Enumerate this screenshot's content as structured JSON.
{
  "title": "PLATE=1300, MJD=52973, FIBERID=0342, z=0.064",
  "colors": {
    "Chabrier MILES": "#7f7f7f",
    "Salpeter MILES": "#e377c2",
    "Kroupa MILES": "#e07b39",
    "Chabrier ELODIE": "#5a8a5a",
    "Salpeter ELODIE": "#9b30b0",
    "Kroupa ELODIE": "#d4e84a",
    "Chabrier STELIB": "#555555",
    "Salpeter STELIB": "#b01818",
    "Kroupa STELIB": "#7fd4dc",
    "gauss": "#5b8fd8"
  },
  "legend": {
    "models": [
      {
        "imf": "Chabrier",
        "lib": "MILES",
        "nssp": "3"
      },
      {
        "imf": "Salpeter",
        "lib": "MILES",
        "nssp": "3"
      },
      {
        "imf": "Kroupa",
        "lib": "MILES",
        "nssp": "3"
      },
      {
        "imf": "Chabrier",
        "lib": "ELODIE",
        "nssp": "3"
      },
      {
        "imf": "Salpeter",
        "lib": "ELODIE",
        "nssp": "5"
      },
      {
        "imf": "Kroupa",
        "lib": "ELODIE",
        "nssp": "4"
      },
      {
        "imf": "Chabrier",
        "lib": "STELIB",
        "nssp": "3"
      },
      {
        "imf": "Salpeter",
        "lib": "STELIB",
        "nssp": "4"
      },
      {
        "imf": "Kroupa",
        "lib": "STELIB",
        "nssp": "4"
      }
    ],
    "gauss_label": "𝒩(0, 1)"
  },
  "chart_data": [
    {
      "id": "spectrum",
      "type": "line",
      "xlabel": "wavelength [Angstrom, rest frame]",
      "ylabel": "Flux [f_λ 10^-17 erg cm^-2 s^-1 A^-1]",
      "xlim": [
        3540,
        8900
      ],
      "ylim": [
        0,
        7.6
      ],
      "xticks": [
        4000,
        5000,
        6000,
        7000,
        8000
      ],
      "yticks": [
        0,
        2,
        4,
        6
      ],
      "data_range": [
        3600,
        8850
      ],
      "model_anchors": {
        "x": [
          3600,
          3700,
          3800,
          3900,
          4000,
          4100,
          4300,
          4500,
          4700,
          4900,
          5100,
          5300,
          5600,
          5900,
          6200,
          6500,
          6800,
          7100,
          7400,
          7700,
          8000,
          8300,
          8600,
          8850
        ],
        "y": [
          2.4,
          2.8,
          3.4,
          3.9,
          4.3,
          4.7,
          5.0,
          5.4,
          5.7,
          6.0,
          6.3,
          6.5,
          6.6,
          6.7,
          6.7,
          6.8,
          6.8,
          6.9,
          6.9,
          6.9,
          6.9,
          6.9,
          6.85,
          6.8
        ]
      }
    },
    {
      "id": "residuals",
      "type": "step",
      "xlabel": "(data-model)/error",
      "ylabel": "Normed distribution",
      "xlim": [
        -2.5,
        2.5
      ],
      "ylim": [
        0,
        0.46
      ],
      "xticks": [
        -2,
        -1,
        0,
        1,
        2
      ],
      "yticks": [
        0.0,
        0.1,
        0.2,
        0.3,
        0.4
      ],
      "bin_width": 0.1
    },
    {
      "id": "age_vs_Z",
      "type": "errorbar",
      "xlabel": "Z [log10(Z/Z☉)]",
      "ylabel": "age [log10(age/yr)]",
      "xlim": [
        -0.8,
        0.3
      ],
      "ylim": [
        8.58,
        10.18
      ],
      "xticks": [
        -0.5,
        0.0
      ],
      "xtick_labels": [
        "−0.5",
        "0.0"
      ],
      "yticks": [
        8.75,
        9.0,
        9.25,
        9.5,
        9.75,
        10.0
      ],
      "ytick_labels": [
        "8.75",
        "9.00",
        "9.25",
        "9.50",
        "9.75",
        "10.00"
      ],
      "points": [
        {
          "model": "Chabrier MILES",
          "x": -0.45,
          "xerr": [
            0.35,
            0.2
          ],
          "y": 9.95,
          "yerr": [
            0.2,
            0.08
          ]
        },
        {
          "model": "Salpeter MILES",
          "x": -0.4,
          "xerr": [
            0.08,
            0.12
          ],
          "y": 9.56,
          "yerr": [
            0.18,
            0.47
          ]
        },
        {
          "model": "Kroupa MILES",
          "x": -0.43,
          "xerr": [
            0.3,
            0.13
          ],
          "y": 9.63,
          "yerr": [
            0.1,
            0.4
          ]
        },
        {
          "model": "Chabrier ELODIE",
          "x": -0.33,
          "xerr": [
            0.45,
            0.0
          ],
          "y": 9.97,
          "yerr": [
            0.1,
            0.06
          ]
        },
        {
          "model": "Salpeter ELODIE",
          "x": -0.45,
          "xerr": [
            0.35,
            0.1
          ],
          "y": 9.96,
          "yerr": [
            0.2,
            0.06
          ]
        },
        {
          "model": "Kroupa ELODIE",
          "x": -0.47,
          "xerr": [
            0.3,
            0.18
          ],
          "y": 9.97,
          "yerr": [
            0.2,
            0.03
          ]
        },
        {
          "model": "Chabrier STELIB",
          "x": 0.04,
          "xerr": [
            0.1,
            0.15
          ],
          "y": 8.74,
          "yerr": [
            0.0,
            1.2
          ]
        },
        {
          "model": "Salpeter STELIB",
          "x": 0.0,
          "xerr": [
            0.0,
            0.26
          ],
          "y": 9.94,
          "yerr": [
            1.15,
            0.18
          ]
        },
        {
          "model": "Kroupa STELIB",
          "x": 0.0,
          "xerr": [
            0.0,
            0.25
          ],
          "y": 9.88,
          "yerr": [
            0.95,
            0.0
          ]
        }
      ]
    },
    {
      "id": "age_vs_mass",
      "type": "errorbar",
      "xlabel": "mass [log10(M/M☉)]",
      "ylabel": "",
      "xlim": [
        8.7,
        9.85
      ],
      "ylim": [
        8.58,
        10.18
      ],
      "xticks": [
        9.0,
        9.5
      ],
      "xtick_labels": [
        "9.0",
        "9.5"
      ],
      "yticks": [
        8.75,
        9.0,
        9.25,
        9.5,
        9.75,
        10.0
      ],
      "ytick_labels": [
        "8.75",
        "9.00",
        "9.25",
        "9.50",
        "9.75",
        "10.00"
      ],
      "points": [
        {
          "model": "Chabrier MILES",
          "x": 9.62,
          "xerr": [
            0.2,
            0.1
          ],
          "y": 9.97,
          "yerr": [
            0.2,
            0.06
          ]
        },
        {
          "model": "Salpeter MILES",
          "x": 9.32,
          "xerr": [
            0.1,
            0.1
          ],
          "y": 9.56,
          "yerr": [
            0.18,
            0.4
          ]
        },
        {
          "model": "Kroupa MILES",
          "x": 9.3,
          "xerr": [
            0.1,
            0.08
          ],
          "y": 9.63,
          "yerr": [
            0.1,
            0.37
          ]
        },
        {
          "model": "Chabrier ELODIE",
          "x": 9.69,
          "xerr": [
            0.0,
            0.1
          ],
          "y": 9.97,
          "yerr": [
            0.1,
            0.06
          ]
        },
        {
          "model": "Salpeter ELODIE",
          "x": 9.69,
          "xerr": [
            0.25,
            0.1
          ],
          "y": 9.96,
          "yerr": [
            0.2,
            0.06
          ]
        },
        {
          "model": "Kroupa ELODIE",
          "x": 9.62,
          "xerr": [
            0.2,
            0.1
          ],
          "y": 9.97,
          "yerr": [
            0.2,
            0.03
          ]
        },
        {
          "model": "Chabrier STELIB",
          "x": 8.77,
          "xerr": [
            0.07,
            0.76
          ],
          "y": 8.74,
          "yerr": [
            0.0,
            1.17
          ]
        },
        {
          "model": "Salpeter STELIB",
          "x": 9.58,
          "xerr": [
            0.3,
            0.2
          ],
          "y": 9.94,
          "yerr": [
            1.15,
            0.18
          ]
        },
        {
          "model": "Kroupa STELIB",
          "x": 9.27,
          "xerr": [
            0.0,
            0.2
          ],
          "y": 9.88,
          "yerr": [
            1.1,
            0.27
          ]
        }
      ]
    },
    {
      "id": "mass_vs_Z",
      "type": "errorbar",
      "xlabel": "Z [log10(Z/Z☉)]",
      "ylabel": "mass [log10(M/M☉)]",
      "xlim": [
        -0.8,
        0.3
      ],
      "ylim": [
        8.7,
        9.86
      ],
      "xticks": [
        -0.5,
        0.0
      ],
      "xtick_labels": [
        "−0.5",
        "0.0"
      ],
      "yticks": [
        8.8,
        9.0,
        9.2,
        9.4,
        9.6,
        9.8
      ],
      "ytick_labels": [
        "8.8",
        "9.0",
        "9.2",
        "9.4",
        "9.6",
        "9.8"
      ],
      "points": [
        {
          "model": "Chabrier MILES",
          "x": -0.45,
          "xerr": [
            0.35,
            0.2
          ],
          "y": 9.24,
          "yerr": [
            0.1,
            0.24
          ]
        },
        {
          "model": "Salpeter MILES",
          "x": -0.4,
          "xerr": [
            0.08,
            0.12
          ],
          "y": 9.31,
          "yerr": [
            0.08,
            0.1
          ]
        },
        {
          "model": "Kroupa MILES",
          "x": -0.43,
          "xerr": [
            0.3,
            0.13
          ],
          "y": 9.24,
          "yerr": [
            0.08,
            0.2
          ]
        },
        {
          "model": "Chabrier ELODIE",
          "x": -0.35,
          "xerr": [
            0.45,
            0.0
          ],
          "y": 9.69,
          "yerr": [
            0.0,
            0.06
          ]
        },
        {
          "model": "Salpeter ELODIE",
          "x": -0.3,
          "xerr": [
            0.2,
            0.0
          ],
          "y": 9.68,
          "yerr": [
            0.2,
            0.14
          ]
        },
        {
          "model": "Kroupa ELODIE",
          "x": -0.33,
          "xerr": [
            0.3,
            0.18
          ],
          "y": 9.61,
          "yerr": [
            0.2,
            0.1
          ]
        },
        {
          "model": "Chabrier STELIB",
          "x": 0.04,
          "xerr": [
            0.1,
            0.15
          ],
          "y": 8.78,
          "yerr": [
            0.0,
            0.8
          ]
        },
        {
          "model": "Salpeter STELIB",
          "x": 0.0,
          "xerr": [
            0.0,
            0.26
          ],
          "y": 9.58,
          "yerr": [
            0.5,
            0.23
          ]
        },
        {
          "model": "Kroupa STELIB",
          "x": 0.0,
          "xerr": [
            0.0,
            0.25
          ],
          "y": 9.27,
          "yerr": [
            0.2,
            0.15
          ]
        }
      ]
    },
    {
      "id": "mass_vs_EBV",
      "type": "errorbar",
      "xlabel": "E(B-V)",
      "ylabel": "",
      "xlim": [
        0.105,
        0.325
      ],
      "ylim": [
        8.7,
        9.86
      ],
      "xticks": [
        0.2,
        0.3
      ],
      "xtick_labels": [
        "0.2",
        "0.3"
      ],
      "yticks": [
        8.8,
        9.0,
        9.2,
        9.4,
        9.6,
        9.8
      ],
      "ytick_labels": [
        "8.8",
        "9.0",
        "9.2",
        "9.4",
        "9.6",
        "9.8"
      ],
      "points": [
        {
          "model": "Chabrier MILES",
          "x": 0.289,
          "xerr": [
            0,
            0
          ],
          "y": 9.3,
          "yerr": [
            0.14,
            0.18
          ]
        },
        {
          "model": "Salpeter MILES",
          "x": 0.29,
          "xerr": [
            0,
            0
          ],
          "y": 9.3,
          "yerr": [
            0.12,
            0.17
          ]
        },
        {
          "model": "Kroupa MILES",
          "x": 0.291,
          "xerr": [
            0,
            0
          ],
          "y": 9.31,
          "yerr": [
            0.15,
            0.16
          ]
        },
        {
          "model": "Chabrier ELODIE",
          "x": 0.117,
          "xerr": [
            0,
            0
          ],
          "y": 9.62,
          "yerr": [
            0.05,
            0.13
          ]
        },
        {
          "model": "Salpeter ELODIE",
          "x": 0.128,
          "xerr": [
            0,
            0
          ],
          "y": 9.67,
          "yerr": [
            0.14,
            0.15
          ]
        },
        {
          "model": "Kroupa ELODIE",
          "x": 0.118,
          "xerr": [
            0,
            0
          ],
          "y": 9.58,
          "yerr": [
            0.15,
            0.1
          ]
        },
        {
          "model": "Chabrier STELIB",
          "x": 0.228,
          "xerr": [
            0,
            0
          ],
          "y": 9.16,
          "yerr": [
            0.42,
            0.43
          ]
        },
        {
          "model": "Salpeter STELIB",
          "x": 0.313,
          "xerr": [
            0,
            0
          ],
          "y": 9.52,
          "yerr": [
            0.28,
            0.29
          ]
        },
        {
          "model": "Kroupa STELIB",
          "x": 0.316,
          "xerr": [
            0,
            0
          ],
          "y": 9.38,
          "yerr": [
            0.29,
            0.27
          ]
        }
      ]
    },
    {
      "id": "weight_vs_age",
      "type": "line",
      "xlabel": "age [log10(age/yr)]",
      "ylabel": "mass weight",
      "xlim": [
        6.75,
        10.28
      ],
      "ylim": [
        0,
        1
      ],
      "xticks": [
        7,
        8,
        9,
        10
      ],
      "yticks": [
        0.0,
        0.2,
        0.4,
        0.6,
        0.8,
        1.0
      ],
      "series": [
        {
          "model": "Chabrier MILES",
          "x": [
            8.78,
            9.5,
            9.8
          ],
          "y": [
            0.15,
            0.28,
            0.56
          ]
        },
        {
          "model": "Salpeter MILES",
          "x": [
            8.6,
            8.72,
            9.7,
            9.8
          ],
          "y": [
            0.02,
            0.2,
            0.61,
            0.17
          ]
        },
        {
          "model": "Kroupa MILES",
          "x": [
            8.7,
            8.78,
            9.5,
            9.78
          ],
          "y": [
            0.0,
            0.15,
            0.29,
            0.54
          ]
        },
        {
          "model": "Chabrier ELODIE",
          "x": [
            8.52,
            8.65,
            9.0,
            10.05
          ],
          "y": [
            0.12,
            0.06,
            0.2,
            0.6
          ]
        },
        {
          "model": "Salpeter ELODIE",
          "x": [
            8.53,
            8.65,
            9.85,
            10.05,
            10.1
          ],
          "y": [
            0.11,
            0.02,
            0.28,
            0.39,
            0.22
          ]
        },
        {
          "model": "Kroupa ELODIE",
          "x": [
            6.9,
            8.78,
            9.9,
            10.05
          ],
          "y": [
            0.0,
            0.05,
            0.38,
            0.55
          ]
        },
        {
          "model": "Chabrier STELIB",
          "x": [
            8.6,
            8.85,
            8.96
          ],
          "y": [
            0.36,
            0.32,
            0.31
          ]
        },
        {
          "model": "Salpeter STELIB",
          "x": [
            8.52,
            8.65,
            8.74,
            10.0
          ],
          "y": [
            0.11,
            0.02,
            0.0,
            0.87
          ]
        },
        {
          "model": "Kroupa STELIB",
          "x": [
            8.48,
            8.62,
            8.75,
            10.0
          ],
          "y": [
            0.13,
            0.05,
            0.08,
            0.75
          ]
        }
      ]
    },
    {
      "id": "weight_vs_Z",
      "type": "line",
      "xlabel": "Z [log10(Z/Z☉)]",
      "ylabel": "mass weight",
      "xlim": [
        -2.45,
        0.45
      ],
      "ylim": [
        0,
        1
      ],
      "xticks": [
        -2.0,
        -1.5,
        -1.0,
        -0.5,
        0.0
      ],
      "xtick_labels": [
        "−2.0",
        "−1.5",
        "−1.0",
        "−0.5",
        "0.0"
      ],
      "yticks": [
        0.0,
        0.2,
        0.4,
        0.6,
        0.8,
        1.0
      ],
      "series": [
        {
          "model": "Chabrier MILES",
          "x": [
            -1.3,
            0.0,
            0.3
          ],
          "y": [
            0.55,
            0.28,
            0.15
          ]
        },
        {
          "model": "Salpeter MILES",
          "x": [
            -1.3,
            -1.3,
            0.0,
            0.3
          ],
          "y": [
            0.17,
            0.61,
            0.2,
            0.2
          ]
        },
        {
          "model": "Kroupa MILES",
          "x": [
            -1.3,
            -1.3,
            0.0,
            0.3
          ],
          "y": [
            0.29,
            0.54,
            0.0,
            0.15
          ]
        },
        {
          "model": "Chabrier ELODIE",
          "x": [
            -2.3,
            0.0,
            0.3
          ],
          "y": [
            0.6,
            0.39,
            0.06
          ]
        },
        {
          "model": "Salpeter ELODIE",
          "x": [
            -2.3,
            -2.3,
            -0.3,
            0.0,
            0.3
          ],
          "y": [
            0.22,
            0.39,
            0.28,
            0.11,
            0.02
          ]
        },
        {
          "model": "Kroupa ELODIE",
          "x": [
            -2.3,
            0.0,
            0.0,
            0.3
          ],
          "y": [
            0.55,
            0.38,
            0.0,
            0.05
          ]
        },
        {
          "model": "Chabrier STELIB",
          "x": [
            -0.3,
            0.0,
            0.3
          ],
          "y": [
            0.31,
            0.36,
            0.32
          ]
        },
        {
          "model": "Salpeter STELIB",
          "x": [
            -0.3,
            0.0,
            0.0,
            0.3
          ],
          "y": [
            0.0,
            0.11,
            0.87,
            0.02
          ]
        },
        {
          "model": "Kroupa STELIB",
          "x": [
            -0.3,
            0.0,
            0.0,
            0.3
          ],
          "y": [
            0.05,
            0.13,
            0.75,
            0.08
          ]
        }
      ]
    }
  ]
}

__EXERCISE PROMPT__
Check each line of the records above for the string "ylabel", and report every line that has it.

__WRITTEN SOLUTION__
      "ylabel": "Flux [f_λ 10^-17 erg cm^-2 s^-1 A^-1]",
      "ylabel": "Normed distribution",
      "ylabel": "age [log10(age/yr)]",
      "ylabel": "",
      "ylabel": "mass [log10(M/M☉)]",
      "ylabel": "",
      "ylabel": "mass weight",
      "ylabel": "mass weight",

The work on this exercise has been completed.